» **Aim of the exercise**
Answer these questions from the alchemy text, each on its own line and numbered the same way.
1. What did the writer believe early in their career, by being clever enough?
2. Which three currencies does the writer ask about spending for a feature?
3. Which answer to that question does the writer say is rare?

» **Extract**
BEGIN
This is the precious catalyst in alchemy: rare, effective, but not something you can burn indefinitely without consequence.
Interlude: I think, my biggest mistake from early in my career was for thinking that, and even believing, that if I’m clever enough, I can avoid paying at all.
I believe this has set me back many times, and unfortunately, only recently this finally has hit me, and the impact was so real that I had to stop and step back to reconsider my whole approaches at work.
The Engineer as an Alchemist
So what do we do with this, practically?
These days, when I’m in a design discussion, I try to make the trades explicit. Not in a spreadsheet (although that can help), but in the actual language we use.
Instead of:
“This design is better.”
I try to ask:
“For this feature, which currency are we willing to spend: latency, complexity, or cost?”
The answer is rarely “none”.
Warning signs of Human Transmutation
Over time, I’ve started to notice certain phrases that make me nervous in design discussions. They sound innocuous, but often they’re hints that we’re trying to cheat the law.
Things like:
“We can just make it serverless, and scaling will be free.”
END
» **Information supplied**
BEGIN
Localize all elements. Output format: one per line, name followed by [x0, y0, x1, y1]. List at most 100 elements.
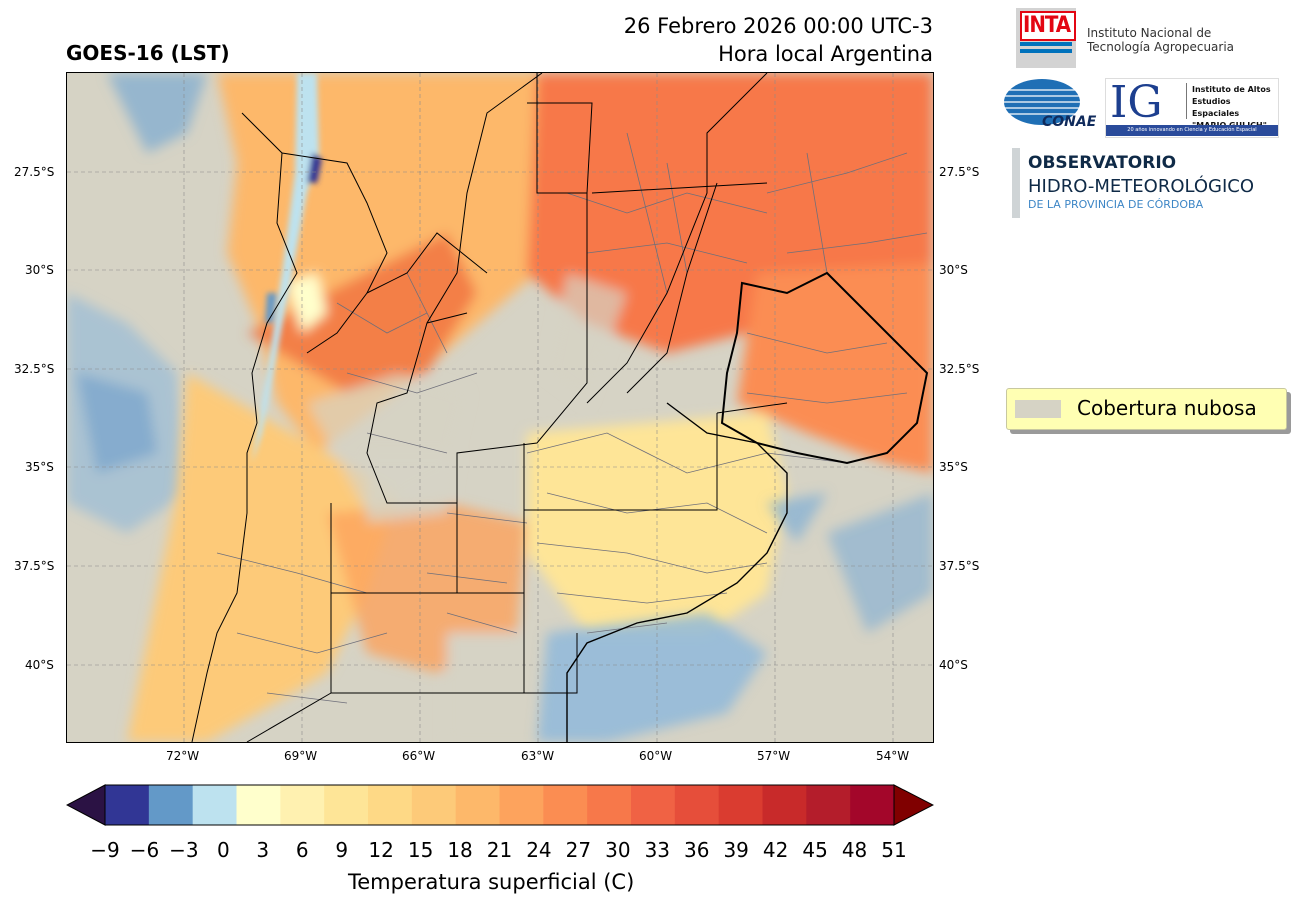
province-boundaries [191, 73, 788, 742]
colorbar-tick-label: 21 [486, 838, 513, 862]
inta-name-line: Tecnología Agropecuaria [1087, 40, 1235, 54]
lon-label: 54°W [876, 749, 910, 763]
colorbar [65, 784, 935, 826]
lat-label-right: 32.5°S [939, 362, 980, 376]
legend-label: Cobertura nubosa [1077, 396, 1257, 420]
lon-label: 63°W [521, 749, 555, 763]
ig-logo-mark: IG [1110, 77, 1163, 128]
uruguay-border [720, 271, 929, 465]
colorbar-tick-label: −3 [169, 838, 199, 862]
colorbar-segment [236, 785, 281, 825]
colorbar-segment [148, 785, 194, 825]
lon-label: 66°W [402, 749, 436, 763]
colorbar-label: Temperatura superficial (C) [348, 870, 635, 894]
colorbar-tick-label: 0 [216, 838, 230, 862]
lat-label-right: 37.5°S [939, 559, 980, 573]
colorbar-tick-label: 48 [841, 838, 868, 862]
colorbar-tick-label: 3 [256, 838, 270, 862]
colorbar-tick-label: 6 [295, 838, 309, 862]
lat-label-left: 37.5°S [14, 559, 55, 573]
colorbar-tick-label: 42 [762, 838, 789, 862]
map-title: GOES-16 (LST) [66, 41, 230, 65]
colorbar-segment [718, 785, 763, 825]
ig-tagline: 20 años innovando en Ciencia y Educación… [1106, 125, 1278, 136]
timezone-line: Hora local Argentina [718, 42, 933, 66]
colorbar-segment [587, 785, 632, 825]
colorbar-segment [280, 785, 325, 825]
lon-label: 60°W [639, 749, 673, 763]
lat-label-left: 35°S [25, 460, 54, 474]
colorbar-segment [806, 785, 851, 825]
colorbar-max-extension [893, 784, 935, 826]
colorbar-tick-label: 30 [605, 838, 631, 862]
colorbar-tick-label: 18 [447, 838, 473, 862]
inta-name-line: Instituto Nacional de [1087, 26, 1212, 40]
colorbar-tick-label: 39 [723, 838, 749, 862]
conae-logo-mark: CONAE [1042, 114, 1097, 130]
observatorio-title: OBSERVATORIO [1028, 153, 1177, 173]
lon-label: 57°W [757, 749, 791, 763]
lat-label-left: 27.5°S [14, 165, 55, 179]
colorbar-tick-label: 12 [368, 838, 394, 862]
colorbar-min-extension [65, 784, 106, 826]
pacific-cloud-region [67, 73, 207, 533]
map-gridlines [67, 73, 933, 742]
conae-emblem [1004, 79, 1080, 125]
colorbar-tick-label: 45 [802, 838, 828, 862]
inta-logo-mark: INTA [1023, 13, 1071, 38]
lat-label-right: 27.5°S [939, 165, 980, 179]
lat-label-left: 32.5°S [14, 362, 55, 376]
inta-logo: INTA [1016, 8, 1076, 68]
colorbar-segment [105, 785, 150, 825]
observatorio-region: DE LA PROVINCIA DE CÓRDOBA [1028, 198, 1204, 211]
colorbar-tick-label: −6 [129, 838, 160, 862]
atlantic-cloud-region [537, 493, 933, 742]
colorbar-segment [324, 785, 369, 825]
colorbar-segment [499, 785, 544, 825]
ig-name-line: Instituto de Altos [1192, 85, 1271, 94]
lat-label-right: 30°S [939, 263, 968, 277]
colorbar-tick-label: 33 [644, 838, 671, 862]
colorbar-segment [368, 785, 413, 825]
inta-stripe [1020, 42, 1072, 46]
lat-label-right: 40°S [939, 658, 968, 672]
department-boundaries [216, 132, 928, 704]
colorbar-segment [411, 785, 457, 825]
colorbar-tick-label: 9 [335, 838, 349, 862]
legend-swatch [1015, 400, 1061, 418]
map-canvas [67, 73, 933, 742]
lon-label: 72°W [166, 749, 200, 763]
colorbar-tick-label: 36 [684, 838, 710, 862]
observatorio-subtitle: HIDRO-METEOROLÓGICO [1028, 176, 1255, 197]
inta-name: Instituto Nacional de Tecnología Agropec… [1087, 26, 1234, 54]
colorbar-tick-label: −9 [90, 838, 120, 862]
temperature-map[interactable] [66, 72, 934, 743]
observatorio-bar [1012, 148, 1020, 218]
andes-cold-strip [252, 73, 322, 463]
datetime-line: 26 Febrero 2026 00:00 UTC-3 [623, 14, 933, 38]
datetime-header: 26 Febrero 2026 00:00 UTC-3 Hora local A… [624, 12, 933, 68]
conae-logo: CONAE [1004, 78, 1096, 134]
inta-stripe [1020, 49, 1072, 53]
ig-divider [1186, 83, 1187, 119]
lon-label: 69°W [284, 749, 318, 763]
ig-name-line: Estudios Espaciales [1192, 97, 1240, 118]
colorbar-segment [543, 785, 588, 825]
ig-logo: IG Instituto de Altos Estudios Espaciale… [1105, 77, 1279, 138]
lat-label-left: 40°S [25, 658, 54, 672]
lat-label-left: 30°S [25, 263, 54, 277]
cloud-cover-legend: Cobertura nubosa [1006, 388, 1287, 430]
colorbar-tick-label: 15 [407, 838, 434, 862]
colorbar-tick-label: 27 [565, 838, 592, 862]
inta-logo-frame [1020, 11, 1076, 41]
colorbar-graphic [65, 784, 935, 826]
colorbar-segment [850, 785, 895, 825]
lat-label-right: 35°S [939, 460, 968, 474]
colorbar-segment [455, 785, 500, 825]
colorbar-tick-label: 51 [881, 838, 907, 862]
colorbar-segment [762, 785, 807, 825]
colorbar-segment [192, 785, 237, 825]
colorbar-segment [631, 785, 676, 825]
coastline [566, 402, 788, 742]
colorbar-tick-label: 24 [526, 838, 552, 862]
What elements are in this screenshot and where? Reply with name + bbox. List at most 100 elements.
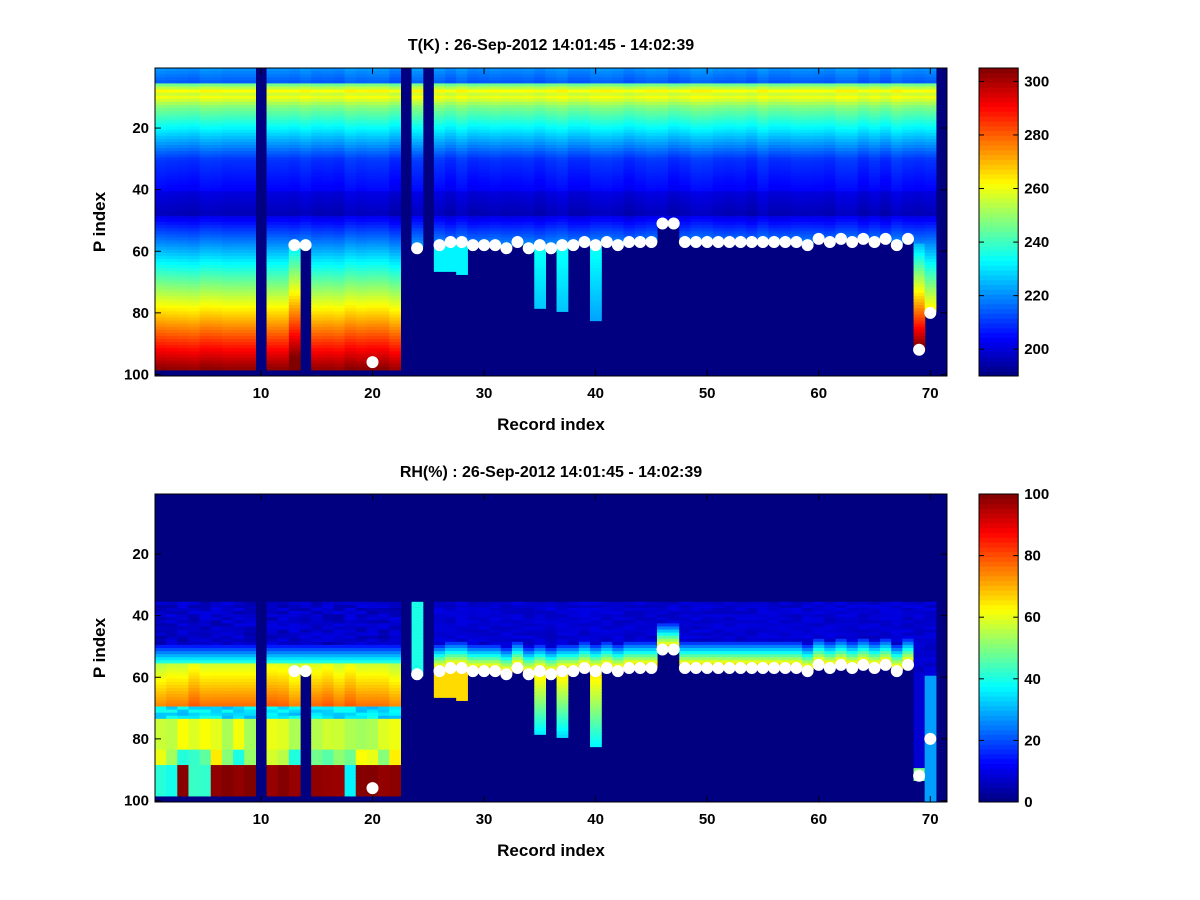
END
» **Solution**
1. That they could avoid paying at all.
2. Latency, complexity, or cost.
3. "None."